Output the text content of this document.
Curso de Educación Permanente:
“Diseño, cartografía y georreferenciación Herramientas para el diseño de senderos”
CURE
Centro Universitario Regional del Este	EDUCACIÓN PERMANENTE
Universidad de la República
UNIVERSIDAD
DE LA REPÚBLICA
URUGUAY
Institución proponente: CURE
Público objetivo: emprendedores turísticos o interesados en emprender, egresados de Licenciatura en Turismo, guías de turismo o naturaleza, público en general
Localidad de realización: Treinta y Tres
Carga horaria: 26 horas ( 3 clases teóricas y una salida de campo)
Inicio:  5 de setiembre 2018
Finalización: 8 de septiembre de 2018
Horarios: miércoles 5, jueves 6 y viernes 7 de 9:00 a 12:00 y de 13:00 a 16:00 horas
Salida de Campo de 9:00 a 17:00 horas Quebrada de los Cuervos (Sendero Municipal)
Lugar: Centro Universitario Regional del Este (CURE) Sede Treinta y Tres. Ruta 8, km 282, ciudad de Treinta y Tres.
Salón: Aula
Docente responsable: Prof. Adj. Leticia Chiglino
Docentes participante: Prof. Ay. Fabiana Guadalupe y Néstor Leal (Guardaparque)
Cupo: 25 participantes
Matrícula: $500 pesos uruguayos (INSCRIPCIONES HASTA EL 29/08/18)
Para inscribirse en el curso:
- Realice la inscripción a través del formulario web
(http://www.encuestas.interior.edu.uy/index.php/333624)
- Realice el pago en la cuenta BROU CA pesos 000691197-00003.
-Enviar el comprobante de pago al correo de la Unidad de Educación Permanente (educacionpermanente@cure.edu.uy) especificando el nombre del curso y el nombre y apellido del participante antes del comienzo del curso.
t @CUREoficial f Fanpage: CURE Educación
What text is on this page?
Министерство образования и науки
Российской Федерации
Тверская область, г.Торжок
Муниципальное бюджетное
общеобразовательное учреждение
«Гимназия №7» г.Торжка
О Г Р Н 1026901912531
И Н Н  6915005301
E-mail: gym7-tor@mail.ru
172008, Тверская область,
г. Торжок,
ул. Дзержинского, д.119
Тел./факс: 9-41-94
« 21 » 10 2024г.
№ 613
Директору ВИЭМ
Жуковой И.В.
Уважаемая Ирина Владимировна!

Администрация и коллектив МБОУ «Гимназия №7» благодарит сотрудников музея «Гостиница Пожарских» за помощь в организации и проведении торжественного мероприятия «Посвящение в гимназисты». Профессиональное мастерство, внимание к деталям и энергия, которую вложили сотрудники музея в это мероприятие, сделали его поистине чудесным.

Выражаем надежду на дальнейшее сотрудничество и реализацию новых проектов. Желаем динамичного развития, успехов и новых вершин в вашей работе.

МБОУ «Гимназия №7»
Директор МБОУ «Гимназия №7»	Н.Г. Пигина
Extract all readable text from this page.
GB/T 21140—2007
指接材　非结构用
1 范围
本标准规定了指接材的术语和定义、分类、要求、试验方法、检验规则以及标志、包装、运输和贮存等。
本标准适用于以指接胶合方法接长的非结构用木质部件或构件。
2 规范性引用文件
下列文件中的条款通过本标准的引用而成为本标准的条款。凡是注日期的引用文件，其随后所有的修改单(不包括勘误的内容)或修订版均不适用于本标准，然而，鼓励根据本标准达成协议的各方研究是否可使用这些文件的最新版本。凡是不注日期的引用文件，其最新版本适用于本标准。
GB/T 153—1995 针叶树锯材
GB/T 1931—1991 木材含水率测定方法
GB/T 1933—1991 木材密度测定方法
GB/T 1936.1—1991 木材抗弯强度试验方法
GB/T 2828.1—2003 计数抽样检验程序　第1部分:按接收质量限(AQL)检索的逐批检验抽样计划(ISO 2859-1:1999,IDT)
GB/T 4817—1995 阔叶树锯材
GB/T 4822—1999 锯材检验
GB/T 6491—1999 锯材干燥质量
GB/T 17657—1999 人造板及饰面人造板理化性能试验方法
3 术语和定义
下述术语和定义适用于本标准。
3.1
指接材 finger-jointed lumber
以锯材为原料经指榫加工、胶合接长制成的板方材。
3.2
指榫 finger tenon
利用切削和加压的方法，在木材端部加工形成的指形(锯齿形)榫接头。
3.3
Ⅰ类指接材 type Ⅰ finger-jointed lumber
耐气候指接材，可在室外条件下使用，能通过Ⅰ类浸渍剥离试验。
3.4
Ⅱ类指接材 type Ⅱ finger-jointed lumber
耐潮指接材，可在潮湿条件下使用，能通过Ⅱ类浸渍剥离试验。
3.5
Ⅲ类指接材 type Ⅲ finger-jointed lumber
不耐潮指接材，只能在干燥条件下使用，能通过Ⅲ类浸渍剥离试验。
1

__________________________________________________

Instruction
Copy every single line of the material above that holds "jointed".

Answer for the task
指接材 finger-jointed lumber
Ⅰ类指接材 type Ⅰ finger-jointed lumber
Ⅱ类指接材 type Ⅱ finger-jointed lumber
Ⅲ类指接材 type Ⅲ finger-jointed lumber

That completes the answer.